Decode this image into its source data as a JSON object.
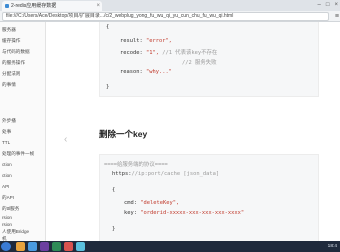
{
  "browser": {
    "tab_title": "2-redis应用缓存数据",
    "url": "file:///C:/Users/Ace/Desktop/项目/扩展目录.../c/2_webplug_yong_fu_wu_qi_yu_cun_chu_fu_wu_qi.html"
  },
  "sidebar": {
    "items": [
      {
        "label": "服务器"
      },
      {
        "label": "缓存操作"
      },
      {
        "label": "与代码的数据"
      },
      {
        "label": "的服务操作"
      },
      {
        "label": "分配法则"
      },
      {
        "label": "的事情"
      },
      {
        "label": "外步播"
      },
      {
        "label": "处事"
      },
      {
        "label": "TTL"
      },
      {
        "label": "处理的事件一帧"
      },
      {
        "label": "ction"
      },
      {
        "label": "ction"
      },
      {
        "label": "API"
      },
      {
        "label": "的API"
      },
      {
        "label": "的ttl服务"
      },
      {
        "label": "rsion"
      },
      {
        "label": "rsion"
      },
      {
        "label": "人使用Bridge"
      },
      {
        "label": "机"
      }
    ]
  },
  "code_top": {
    "lines": [
      {
        "text": "{"
      },
      {
        "key": "result: ",
        "value": "\"error\","
      },
      {
        "key": "recode: ",
        "value": "\"1\", ",
        "comment": "//1 代表该key不存在"
      },
      {
        "comment": "//2 服务失败"
      },
      {
        "key": "reason: ",
        "value": "\"why...\""
      },
      {
        "text": "}"
      }
    ]
  },
  "section_heading": "删除一个key",
  "code_bottom": {
    "lines": [
      {
        "text": "====给服务端的协议===="
      },
      {
        "key": "https:",
        "value": "//ip:port/cache [json_data]"
      },
      {
        "text": "{"
      },
      {
        "key": "cmd: ",
        "value": "\"deleteKey\","
      },
      {
        "key": "key: ",
        "value": "\"orderid-xxxxx-xxx-xxx-xxx-xxxx\""
      },
      {
        "text": "}"
      }
    ]
  },
  "taskbar": {
    "clock": "18:4"
  },
  "colors": {
    "string": "#c0392b",
    "comment": "#9a9a9a",
    "taskbar": "#1f2a3c"
  }
}
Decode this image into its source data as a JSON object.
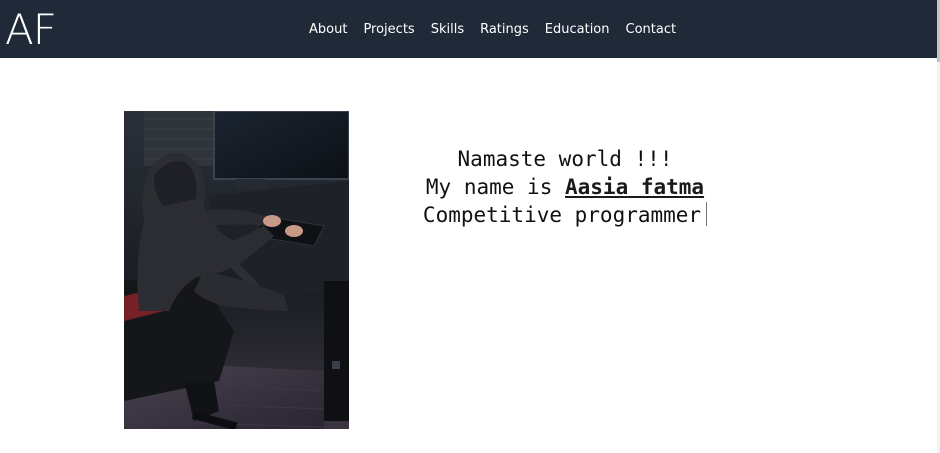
{
  "navbar": {
    "logo": "AF",
    "links": [
      "About",
      "Projects",
      "Skills",
      "Ratings",
      "Education",
      "Contact"
    ]
  },
  "hero": {
    "greeting": "Namaste world !!!",
    "name_prefix": "My name is",
    "name": "Aasia fatma",
    "role": "Competitive programmer",
    "image": "hooded person typing on a keyboard at a computer desk"
  },
  "colors": {
    "navbar_bg": "#1f2937",
    "nav_text": "#ffffff",
    "page_bg": "#ffffff",
    "body_text": "#111111"
  }
}
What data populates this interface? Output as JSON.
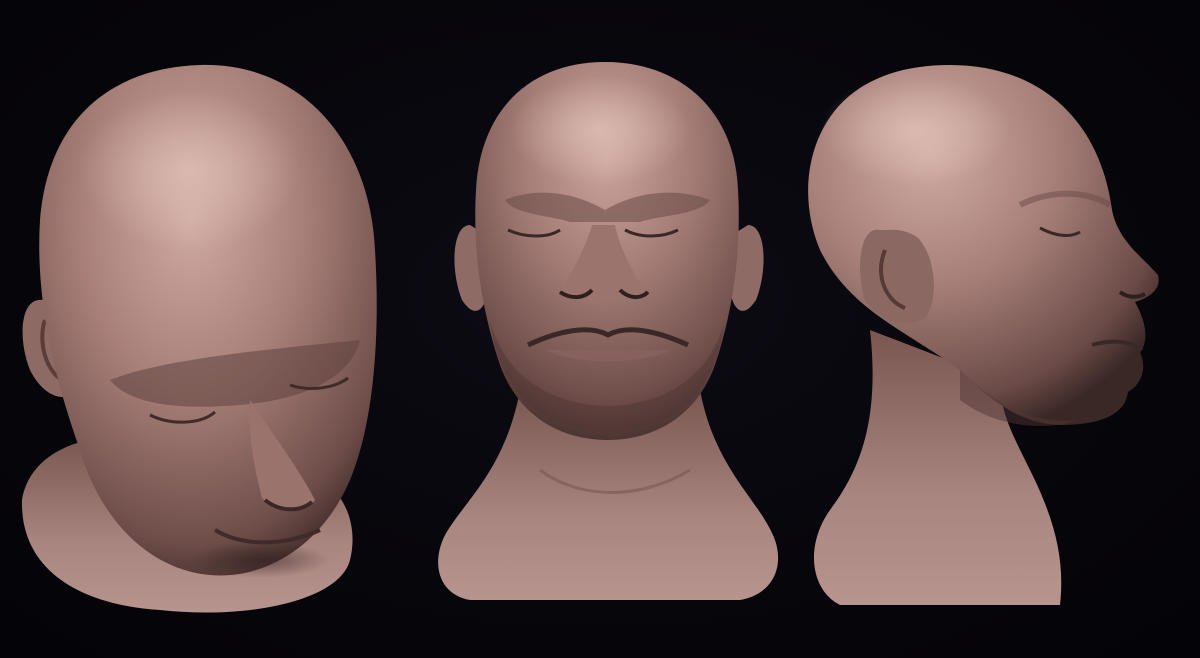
{
  "scene": {
    "background_color": "#06050b",
    "skin_highlight_color": "#c9a49c",
    "skin_mid_color": "#9c756f",
    "skin_shadow_color": "#4a3331"
  },
  "views": [
    {
      "view": "top-down",
      "icon": "head-sculpt-top-view"
    },
    {
      "view": "front",
      "icon": "head-sculpt-front-view"
    },
    {
      "view": "profile-right",
      "icon": "head-sculpt-side-view"
    }
  ]
}
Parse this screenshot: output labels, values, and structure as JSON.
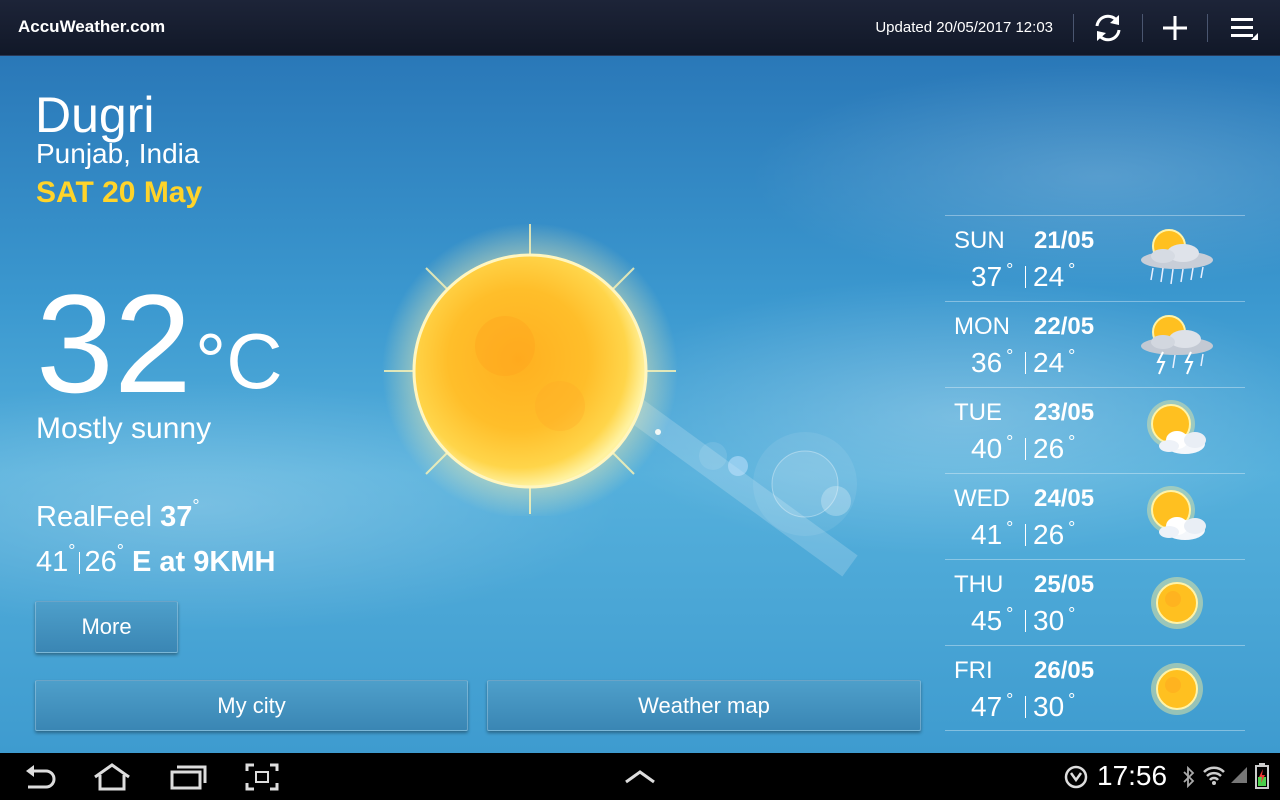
{
  "topbar": {
    "brand": "AccuWeather.com",
    "updated": "Updated 20/05/2017 12:03",
    "icons": [
      "refresh-icon",
      "add-icon",
      "menu-icon"
    ]
  },
  "current": {
    "city": "Dugri",
    "region": "Punjab, India",
    "date": "SAT 20 May",
    "temperature": "32",
    "unit": "°C",
    "condition": "Mostly sunny",
    "realfeel_label": "RealFeel",
    "realfeel_value": "37",
    "high": "41",
    "low": "26",
    "wind": "E at 9KMH",
    "degree": "°"
  },
  "buttons": {
    "more": "More",
    "my_city": "My city",
    "weather_map": "Weather map"
  },
  "forecast": [
    {
      "day": "SUN",
      "date": "21/05",
      "high": "37",
      "low": "24",
      "icon": "sun-cloud-rain-icon"
    },
    {
      "day": "MON",
      "date": "22/05",
      "high": "36",
      "low": "24",
      "icon": "sun-cloud-thunderstorm-icon"
    },
    {
      "day": "TUE",
      "date": "23/05",
      "high": "40",
      "low": "26",
      "icon": "sun-cloud-icon"
    },
    {
      "day": "WED",
      "date": "24/05",
      "high": "41",
      "low": "26",
      "icon": "sun-cloud-icon"
    },
    {
      "day": "THU",
      "date": "25/05",
      "high": "45",
      "low": "30",
      "icon": "sun-icon"
    },
    {
      "day": "FRI",
      "date": "26/05",
      "high": "47",
      "low": "30",
      "icon": "sun-icon"
    }
  ],
  "statusbar": {
    "clock": "17:56",
    "icons": [
      "back-icon",
      "home-icon",
      "recent-apps-icon",
      "screenshot-icon",
      "up-arrow-icon",
      "usb-debug-icon",
      "bluetooth-icon",
      "wifi-icon",
      "signal-icon",
      "battery-icon"
    ]
  },
  "colors": {
    "accent_date": "#ffd42a",
    "topbar": "#161d2f",
    "sky": "#3b98cf"
  }
}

********************

Reproduce all of the data exactly, omitting each picture it holds.

Decode this image into its source data as a JSON object.
{
  "browser": {
    "tab_title": "2-redis应用缓存数据",
    "url": "file:///C:/Users/Ace/Desktop/项目/扩展目录.../c/2_webplug_yong_fu_wu_qi_yu_cun_chu_fu_wu_qi.html"
  },
  "sidebar": {
    "items": [
      {
        "label": "服务器"
      },
      {
        "label": "缓存操作"
      },
      {
        "label": "与代码的数据"
      },
      {
        "label": "的服务操作"
      },
      {
        "label": "分配法则"
      },
      {
        "label": "的事情"
      },
      {
        "label": "外步播"
      },
      {
        "label": "处事"
      },
      {
        "label": "TTL"
      },
      {
        "label": "处理的事件一帧"
      },
      {
        "label": "ction"
      },
      {
        "label": "ction"
      },
      {
        "label": "API"
      },
      {
        "label": "的API"
      },
      {
        "label": "的ttl服务"
      },
      {
        "label": "rsion"
      },
      {
        "label": "rsion"
      },
      {
        "label": "人使用Bridge"
      },
      {
        "label": "机"
      }
    ]
  },
  "code_top": {
    "lines": [
      {
        "text": "{"
      },
      {
        "key": "result: ",
        "value": "\"error\","
      },
      {
        "key": "recode: ",
        "value": "\"1\", ",
        "comment": "//1 代表该key不存在"
      },
      {
        "comment": "//2 服务失败"
      },
      {
        "key": "reason: ",
        "value": "\"why...\""
      },
      {
        "text": "}"
      }
    ]
  },
  "section_heading": "删除一个key",
  "code_bottom": {
    "lines": [
      {
        "text": "====给服务端的协议===="
      },
      {
        "key": "https:",
        "value": "//ip:port/cache [json_data]"
      },
      {
        "text": "{"
      },
      {
        "key": "cmd: ",
        "value": "\"deleteKey\","
      },
      {
        "key": "key: ",
        "value": "\"orderid-xxxxx-xxx-xxx-xxx-xxxx\""
      },
      {
        "text": "}"
      }
    ]
  },
  "taskbar": {
    "clock": "18:4"
  },
  "colors": {
    "string": "#c0392b",
    "comment": "#9a9a9a",
    "taskbar": "#1f2a3c"
  }
}
Decode this image into its source data as a JSON object.
{
  "navbar": {
    "logo": "AF",
    "links": [
      "About",
      "Projects",
      "Skills",
      "Ratings",
      "Education",
      "Contact"
    ]
  },
  "hero": {
    "greeting": "Namaste world !!!",
    "name_prefix": "My name is",
    "name": "Aasia fatma",
    "role": "Competitive programmer",
    "image": "hooded person typing on a keyboard at a computer desk"
  },
  "colors": {
    "navbar_bg": "#1f2937",
    "nav_text": "#ffffff",
    "page_bg": "#ffffff",
    "body_text": "#111111"
  }
}
What data populates this interface? Output as JSON.
{
  "scene": {
    "background_color": "#06050b",
    "skin_highlight_color": "#c9a49c",
    "skin_mid_color": "#9c756f",
    "skin_shadow_color": "#4a3331"
  },
  "views": [
    {
      "view": "top-down",
      "icon": "head-sculpt-top-view"
    },
    {
      "view": "front",
      "icon": "head-sculpt-front-view"
    },
    {
      "view": "profile-right",
      "icon": "head-sculpt-side-view"
    }
  ]
}
Parse this screenshot: output labels, values, and structure as JSON.
{
  "topbar": {
    "brand": "AccuWeather.com",
    "updated": "Updated 20/05/2017 12:03",
    "icons": [
      "refresh-icon",
      "add-icon",
      "menu-icon"
    ]
  },
  "current": {
    "city": "Dugri",
    "region": "Punjab, India",
    "date": "SAT 20 May",
    "temperature": "32",
    "unit": "°C",
    "condition": "Mostly sunny",
    "realfeel_label": "RealFeel",
    "realfeel_value": "37",
    "high": "41",
    "low": "26",
    "wind": "E at 9KMH",
    "degree": "°"
  },
  "buttons": {
    "more": "More",
    "my_city": "My city",
    "weather_map": "Weather map"
  },
  "forecast": [
    {
      "day": "SUN",
      "date": "21/05",
      "high": "37",
      "low": "24",
      "icon": "sun-cloud-rain-icon"
    },
    {
      "day": "MON",
      "date": "22/05",
      "high": "36",
      "low": "24",
      "icon": "sun-cloud-thunderstorm-icon"
    },
    {
      "day": "TUE",
      "date": "23/05",
      "high": "40",
      "low": "26",
      "icon": "sun-cloud-icon"
    },
    {
      "day": "WED",
      "date": "24/05",
      "high": "41",
      "low": "26",
      "icon": "sun-cloud-icon"
    },
    {
      "day": "THU",
      "date": "25/05",
      "high": "45",
      "low": "30",
      "icon": "sun-icon"
    },
    {
      "day": "FRI",
      "date": "26/05",
      "high": "47",
      "low": "30",
      "icon": "sun-icon"
    }
  ],
  "statusbar": {
    "clock": "17:56",
    "icons": [
      "back-icon",
      "home-icon",
      "recent-apps-icon",
      "screenshot-icon",
      "up-arrow-icon",
      "usb-debug-icon",
      "bluetooth-icon",
      "wifi-icon",
      "signal-icon",
      "battery-icon"
    ]
  },
  "colors": {
    "accent_date": "#ffd42a",
    "topbar": "#161d2f",
    "sky": "#3b98cf"
  }
}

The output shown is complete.